* [Task goal]:
Your task is to reproduce the material exactly.

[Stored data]
— start —

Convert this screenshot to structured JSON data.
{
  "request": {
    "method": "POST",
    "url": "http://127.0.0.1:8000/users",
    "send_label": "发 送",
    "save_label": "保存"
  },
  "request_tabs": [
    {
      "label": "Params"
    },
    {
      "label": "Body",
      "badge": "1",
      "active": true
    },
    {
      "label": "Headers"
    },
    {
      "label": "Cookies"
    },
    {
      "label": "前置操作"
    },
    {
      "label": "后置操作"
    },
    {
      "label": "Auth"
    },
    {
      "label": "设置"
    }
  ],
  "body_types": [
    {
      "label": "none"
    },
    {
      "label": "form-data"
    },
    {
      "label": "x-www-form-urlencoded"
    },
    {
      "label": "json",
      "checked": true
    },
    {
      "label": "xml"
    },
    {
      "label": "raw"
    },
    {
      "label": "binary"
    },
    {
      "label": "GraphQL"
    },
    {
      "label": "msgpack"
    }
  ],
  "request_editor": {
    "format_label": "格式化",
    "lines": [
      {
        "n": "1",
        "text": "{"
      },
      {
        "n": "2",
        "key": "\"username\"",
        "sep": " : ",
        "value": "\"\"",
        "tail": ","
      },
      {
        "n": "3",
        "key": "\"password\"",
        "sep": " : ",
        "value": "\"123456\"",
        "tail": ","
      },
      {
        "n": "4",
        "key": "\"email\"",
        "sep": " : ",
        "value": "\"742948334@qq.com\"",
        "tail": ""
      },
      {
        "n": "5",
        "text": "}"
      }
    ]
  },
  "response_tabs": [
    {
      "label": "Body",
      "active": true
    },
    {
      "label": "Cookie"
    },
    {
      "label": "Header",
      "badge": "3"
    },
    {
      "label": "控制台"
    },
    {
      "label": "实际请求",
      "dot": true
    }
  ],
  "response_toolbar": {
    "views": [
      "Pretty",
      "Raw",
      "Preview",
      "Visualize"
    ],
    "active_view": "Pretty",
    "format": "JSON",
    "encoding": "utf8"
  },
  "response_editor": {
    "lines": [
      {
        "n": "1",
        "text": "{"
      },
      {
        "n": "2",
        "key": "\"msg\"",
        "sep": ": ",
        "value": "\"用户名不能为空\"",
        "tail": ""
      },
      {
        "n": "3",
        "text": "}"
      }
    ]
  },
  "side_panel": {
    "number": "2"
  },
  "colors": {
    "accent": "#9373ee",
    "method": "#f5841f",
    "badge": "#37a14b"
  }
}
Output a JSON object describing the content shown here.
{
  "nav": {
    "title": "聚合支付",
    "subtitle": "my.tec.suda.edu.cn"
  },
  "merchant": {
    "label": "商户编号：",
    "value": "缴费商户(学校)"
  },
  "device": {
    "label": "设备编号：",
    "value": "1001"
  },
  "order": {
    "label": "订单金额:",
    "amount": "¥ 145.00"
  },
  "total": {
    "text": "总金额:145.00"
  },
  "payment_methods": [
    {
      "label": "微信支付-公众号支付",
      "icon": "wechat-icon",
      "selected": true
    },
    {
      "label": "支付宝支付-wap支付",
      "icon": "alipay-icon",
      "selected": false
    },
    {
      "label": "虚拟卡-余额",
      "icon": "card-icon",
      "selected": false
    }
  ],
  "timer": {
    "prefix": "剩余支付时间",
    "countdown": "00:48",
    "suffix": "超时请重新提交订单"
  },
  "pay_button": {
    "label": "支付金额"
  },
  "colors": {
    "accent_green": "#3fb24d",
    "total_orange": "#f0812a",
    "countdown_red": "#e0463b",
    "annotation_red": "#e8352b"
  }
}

— end —

* [The output]:
Convert this screenshot to structured JSON data.
{
  "request": {
    "method": "POST",
    "url": "http://127.0.0.1:8000/users",
    "send_label": "发 送",
    "save_label": "保存"
  },
  "request_tabs": [
    {
      "label": "Params"
    },
    {
      "label": "Body",
      "badge": "1",
      "active": true
    },
    {
      "label": "Headers"
    },
    {
      "label": "Cookies"
    },
    {
      "label": "前置操作"
    },
    {
      "label": "后置操作"
    },
    {
      "label": "Auth"
    },
    {
      "label": "设置"
    }
  ],
  "body_types": [
    {
      "label": "none"
    },
    {
      "label": "form-data"
    },
    {
      "label": "x-www-form-urlencoded"
    },
    {
      "label": "json",
      "checked": true
    },
    {
      "label": "xml"
    },
    {
      "label": "raw"
    },
    {
      "label": "binary"
    },
    {
      "label": "GraphQL"
    },
    {
      "label": "msgpack"
    }
  ],
  "request_editor": {
    "format_label": "格式化",
    "lines": [
      {
        "n": "1",
        "text": "{"
      },
      {
        "n": "2",
        "key": "\"username\"",
        "sep": " : ",
        "value": "\"\"",
        "tail": ","
      },
      {
        "n": "3",
        "key": "\"password\"",
        "sep": " : ",
        "value": "\"123456\"",
        "tail": ","
      },
      {
        "n": "4",
        "key": "\"email\"",
        "sep": " : ",
        "value": "\"742948334@qq.com\"",
        "tail": ""
      },
      {
        "n": "5",
        "text": "}"
      }
    ]
  },
  "response_tabs": [
    {
      "label": "Body",
      "active": true
    },
    {
      "label": "Cookie"
    },
    {
      "label": "Header",
      "badge": "3"
    },
    {
      "label": "控制台"
    },
    {
      "label": "实际请求",
      "dot": true
    }
  ],
  "response_toolbar": {
    "views": [
      "Pretty",
      "Raw",
      "Preview",
      "Visualize"
    ],
    "active_view": "Pretty",
    "format": "JSON",
    "encoding": "utf8"
  },
  "response_editor": {
    "lines": [
      {
        "n": "1",
        "text": "{"
      },
      {
        "n": "2",
        "key": "\"msg\"",
        "sep": ": ",
        "value": "\"用户名不能为空\"",
        "tail": ""
      },
      {
        "n": "3",
        "text": "}"
      }
    ]
  },
  "side_panel": {
    "number": "2"
  },
  "colors": {
    "accent": "#9373ee",
    "method": "#f5841f",
    "badge": "#37a14b"
  }
}
Output a JSON object describing the content shown here.
{
  "nav": {
    "title": "聚合支付",
    "subtitle": "my.tec.suda.edu.cn"
  },
  "merchant": {
    "label": "商户编号：",
    "value": "缴费商户(学校)"
  },
  "device": {
    "label": "设备编号：",
    "value": "1001"
  },
  "order": {
    "label": "订单金额:",
    "amount": "¥ 145.00"
  },
  "total": {
    "text": "总金额:145.00"
  },
  "payment_methods": [
    {
      "label": "微信支付-公众号支付",
      "icon": "wechat-icon",
      "selected": true
    },
    {
      "label": "支付宝支付-wap支付",
      "icon": "alipay-icon",
      "selected": false
    },
    {
      "label": "虚拟卡-余额",
      "icon": "card-icon",
      "selected": false
    }
  ],
  "timer": {
    "prefix": "剩余支付时间",
    "countdown": "00:48",
    "suffix": "超时请重新提交订单"
  },
  "pay_button": {
    "label": "支付金额"
  },
  "colors": {
    "accent_green": "#3fb24d",
    "total_orange": "#f0812a",
    "countdown_red": "#e0463b",
    "annotation_red": "#e8352b"
  }
}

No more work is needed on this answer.